◆ RECORDS SUPPLIED ◆
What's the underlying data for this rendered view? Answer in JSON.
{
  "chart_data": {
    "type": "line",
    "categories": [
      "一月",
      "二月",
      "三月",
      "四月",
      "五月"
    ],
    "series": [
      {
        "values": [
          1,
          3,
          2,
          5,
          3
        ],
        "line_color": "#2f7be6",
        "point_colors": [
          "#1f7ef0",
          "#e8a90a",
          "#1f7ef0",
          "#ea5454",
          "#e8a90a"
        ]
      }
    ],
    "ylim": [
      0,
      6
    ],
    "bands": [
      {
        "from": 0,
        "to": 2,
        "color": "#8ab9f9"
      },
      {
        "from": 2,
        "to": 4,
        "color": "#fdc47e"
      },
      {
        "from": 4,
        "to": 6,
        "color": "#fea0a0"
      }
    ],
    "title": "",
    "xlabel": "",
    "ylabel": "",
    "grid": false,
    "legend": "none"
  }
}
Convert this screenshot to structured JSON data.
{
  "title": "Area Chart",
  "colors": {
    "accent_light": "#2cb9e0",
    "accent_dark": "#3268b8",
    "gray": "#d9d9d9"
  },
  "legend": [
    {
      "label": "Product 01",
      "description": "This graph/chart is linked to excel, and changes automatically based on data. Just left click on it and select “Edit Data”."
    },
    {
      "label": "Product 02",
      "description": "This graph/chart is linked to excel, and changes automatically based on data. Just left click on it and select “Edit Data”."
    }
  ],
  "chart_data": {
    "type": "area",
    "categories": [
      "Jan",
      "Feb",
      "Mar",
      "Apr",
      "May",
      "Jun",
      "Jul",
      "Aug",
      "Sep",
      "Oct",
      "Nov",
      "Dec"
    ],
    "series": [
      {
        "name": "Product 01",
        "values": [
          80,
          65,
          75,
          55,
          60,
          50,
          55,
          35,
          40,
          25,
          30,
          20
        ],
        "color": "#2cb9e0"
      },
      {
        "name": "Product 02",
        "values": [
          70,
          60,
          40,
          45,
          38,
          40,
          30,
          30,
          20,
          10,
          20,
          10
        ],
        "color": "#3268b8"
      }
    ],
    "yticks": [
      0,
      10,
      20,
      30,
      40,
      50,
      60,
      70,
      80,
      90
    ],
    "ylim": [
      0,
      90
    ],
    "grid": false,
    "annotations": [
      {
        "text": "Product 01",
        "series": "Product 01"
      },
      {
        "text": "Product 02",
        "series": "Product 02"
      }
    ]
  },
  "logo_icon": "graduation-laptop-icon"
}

◆ WHAT IS EXPECTED ◆
Output each record exactly, leaving nothing out.

◆ COMPLETE OUTPUT ◆
What's the underlying data for this rendered view? Answer in JSON.
{
  "chart_data": {
    "type": "line",
    "categories": [
      "一月",
      "二月",
      "三月",
      "四月",
      "五月"
    ],
    "series": [
      {
        "values": [
          1,
          3,
          2,
          5,
          3
        ],
        "line_color": "#2f7be6",
        "point_colors": [
          "#1f7ef0",
          "#e8a90a",
          "#1f7ef0",
          "#ea5454",
          "#e8a90a"
        ]
      }
    ],
    "ylim": [
      0,
      6
    ],
    "bands": [
      {
        "from": 0,
        "to": 2,
        "color": "#8ab9f9"
      },
      {
        "from": 2,
        "to": 4,
        "color": "#fdc47e"
      },
      {
        "from": 4,
        "to": 6,
        "color": "#fea0a0"
      }
    ],
    "title": "",
    "xlabel": "",
    "ylabel": "",
    "grid": false,
    "legend": "none"
  }
}
Convert this screenshot to structured JSON data.
{
  "title": "Area Chart",
  "colors": {
    "accent_light": "#2cb9e0",
    "accent_dark": "#3268b8",
    "gray": "#d9d9d9"
  },
  "legend": [
    {
      "label": "Product 01",
      "description": "This graph/chart is linked to excel, and changes automatically based on data. Just left click on it and select “Edit Data”."
    },
    {
      "label": "Product 02",
      "description": "This graph/chart is linked to excel, and changes automatically based on data. Just left click on it and select “Edit Data”."
    }
  ],
  "chart_data": {
    "type": "area",
    "categories": [
      "Jan",
      "Feb",
      "Mar",
      "Apr",
      "May",
      "Jun",
      "Jul",
      "Aug",
      "Sep",
      "Oct",
      "Nov",
      "Dec"
    ],
    "series": [
      {
        "name": "Product 01",
        "values": [
          80,
          65,
          75,
          55,
          60,
          50,
          55,
          35,
          40,
          25,
          30,
          20
        ],
        "color": "#2cb9e0"
      },
      {
        "name": "Product 02",
        "values": [
          70,
          60,
          40,
          45,
          38,
          40,
          30,
          30,
          20,
          10,
          20,
          10
        ],
        "color": "#3268b8"
      }
    ],
    "yticks": [
      0,
      10,
      20,
      30,
      40,
      50,
      60,
      70,
      80,
      90
    ],
    "ylim": [
      0,
      90
    ],
    "grid": false,
    "annotations": [
      {
        "text": "Product 01",
        "series": "Product 01"
      },
      {
        "text": "Product 02",
        "series": "Product 02"
      }
    ]
  },
  "logo_icon": "graduation-laptop-icon"
}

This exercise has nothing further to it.